>> start Data shown

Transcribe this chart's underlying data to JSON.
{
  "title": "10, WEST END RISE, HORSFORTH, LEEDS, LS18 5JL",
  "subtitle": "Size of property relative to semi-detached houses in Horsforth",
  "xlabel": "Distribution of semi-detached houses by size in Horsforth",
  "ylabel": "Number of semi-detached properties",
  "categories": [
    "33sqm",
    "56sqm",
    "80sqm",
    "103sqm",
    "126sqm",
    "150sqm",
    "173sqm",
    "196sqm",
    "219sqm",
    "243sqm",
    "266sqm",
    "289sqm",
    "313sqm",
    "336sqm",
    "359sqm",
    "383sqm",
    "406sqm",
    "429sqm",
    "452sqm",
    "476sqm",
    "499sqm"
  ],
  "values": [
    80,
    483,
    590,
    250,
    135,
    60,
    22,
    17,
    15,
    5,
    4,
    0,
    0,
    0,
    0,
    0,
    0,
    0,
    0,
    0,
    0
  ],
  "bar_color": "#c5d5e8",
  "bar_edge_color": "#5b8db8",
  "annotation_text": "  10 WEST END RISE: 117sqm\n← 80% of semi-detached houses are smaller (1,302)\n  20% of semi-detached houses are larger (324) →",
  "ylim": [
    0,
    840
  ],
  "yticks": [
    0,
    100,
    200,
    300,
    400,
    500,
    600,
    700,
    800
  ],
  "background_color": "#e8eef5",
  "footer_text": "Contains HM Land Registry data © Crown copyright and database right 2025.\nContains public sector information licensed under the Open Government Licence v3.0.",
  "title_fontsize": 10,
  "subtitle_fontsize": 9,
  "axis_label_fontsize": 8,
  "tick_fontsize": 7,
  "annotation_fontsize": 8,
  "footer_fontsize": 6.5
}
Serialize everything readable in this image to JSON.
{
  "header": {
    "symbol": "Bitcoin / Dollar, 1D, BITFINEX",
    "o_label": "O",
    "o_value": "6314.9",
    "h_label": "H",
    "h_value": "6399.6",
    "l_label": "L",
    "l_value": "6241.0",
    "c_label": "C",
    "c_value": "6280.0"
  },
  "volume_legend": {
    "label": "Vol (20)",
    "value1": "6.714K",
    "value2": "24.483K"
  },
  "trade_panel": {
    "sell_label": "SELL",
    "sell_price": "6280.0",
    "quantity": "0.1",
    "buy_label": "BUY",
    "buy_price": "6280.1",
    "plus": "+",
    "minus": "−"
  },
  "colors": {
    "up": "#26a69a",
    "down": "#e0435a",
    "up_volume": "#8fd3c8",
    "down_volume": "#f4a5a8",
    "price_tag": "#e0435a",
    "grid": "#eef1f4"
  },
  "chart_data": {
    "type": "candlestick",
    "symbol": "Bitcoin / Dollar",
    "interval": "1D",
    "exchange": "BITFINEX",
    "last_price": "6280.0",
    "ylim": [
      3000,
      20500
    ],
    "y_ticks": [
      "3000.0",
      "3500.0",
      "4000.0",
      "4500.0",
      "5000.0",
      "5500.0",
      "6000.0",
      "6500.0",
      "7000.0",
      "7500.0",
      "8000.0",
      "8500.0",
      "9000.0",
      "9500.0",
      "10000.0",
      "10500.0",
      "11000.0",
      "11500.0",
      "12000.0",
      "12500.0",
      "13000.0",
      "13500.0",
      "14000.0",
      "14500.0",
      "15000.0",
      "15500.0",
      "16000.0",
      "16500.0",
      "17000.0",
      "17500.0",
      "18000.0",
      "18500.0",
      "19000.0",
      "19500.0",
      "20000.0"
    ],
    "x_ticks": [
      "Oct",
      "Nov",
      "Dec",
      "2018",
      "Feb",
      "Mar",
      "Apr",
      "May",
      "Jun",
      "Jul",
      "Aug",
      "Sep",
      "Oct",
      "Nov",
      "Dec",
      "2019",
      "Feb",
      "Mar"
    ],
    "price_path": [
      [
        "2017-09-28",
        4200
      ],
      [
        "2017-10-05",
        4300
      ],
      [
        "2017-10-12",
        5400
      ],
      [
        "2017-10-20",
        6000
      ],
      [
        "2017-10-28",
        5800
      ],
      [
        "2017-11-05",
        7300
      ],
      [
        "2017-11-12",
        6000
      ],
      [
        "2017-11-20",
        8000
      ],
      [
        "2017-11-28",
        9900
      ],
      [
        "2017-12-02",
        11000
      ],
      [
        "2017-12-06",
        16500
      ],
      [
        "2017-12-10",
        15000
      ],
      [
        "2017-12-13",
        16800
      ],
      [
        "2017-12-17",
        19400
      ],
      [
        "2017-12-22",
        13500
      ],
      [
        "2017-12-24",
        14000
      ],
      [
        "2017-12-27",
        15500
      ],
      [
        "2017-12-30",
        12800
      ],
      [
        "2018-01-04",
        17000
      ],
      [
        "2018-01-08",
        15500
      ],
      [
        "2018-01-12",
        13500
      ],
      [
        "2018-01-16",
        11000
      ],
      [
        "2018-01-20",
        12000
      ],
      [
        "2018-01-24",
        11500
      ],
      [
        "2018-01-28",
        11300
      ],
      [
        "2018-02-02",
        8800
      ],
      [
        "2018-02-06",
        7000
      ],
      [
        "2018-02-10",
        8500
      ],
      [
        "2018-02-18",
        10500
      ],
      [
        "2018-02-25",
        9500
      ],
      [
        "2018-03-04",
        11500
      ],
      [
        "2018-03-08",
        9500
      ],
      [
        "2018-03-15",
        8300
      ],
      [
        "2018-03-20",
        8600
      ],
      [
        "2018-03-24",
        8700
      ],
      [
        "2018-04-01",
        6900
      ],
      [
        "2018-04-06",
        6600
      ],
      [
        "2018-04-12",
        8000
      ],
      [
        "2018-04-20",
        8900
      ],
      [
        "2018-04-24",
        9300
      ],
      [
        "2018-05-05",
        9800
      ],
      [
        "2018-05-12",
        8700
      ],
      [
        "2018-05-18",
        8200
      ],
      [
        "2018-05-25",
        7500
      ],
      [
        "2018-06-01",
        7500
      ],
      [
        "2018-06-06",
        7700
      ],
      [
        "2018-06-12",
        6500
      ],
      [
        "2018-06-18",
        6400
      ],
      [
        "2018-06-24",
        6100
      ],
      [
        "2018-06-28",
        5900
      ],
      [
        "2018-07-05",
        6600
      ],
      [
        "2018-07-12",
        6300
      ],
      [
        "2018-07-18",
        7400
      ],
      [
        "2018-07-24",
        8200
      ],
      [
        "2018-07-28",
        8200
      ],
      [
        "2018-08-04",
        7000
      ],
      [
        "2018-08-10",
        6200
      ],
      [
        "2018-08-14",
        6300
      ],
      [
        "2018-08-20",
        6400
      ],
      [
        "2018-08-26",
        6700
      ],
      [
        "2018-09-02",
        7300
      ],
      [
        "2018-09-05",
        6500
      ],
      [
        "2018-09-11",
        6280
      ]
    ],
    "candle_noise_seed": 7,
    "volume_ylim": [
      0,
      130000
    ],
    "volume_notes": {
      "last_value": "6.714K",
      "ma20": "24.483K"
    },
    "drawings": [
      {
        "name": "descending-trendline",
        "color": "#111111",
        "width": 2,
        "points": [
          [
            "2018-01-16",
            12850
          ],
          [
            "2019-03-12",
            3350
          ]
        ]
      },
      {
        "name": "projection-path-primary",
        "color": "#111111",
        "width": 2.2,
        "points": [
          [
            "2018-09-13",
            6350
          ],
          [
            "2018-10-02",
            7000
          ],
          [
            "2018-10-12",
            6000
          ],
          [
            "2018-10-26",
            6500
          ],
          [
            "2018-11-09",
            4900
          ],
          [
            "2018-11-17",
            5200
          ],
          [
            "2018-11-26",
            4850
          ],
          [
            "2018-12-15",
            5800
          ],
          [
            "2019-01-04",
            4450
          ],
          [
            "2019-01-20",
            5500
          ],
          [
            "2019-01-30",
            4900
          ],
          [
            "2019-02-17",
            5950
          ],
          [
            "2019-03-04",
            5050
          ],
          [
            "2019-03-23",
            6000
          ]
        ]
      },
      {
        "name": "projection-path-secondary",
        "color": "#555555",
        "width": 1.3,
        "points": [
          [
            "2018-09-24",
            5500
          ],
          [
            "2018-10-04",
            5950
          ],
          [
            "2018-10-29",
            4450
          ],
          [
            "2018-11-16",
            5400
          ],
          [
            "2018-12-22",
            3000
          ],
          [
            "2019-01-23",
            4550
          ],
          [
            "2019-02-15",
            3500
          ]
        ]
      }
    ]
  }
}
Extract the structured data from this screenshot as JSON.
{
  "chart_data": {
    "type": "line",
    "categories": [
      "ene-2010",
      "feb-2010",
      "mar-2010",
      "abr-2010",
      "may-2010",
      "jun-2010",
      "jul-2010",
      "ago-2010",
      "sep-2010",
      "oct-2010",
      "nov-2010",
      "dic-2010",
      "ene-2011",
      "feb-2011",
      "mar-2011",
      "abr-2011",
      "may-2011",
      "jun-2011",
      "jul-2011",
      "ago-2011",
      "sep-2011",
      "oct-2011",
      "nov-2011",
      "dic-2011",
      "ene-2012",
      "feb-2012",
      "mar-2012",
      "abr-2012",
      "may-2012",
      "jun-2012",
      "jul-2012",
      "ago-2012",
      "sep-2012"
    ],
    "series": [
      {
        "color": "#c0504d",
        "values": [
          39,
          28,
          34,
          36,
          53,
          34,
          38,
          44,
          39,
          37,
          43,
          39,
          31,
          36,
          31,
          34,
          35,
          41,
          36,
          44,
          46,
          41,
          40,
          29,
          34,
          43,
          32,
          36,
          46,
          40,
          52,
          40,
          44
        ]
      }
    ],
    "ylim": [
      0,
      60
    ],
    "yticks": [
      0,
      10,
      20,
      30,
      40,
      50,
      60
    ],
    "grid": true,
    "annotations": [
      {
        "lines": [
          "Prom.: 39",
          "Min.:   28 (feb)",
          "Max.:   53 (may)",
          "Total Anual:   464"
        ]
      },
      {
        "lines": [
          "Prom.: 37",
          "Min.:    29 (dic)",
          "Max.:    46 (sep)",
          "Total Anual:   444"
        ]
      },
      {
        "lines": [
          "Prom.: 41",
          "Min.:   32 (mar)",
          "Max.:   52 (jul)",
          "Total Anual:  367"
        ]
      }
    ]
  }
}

>> end Data shown

Exercise description: Find the word "Anual" in the material, then list each line that holds it.

Solution to this problem:
          "Total Anual:   464"
          "Total Anual:   444"
          "Total Anual:  367"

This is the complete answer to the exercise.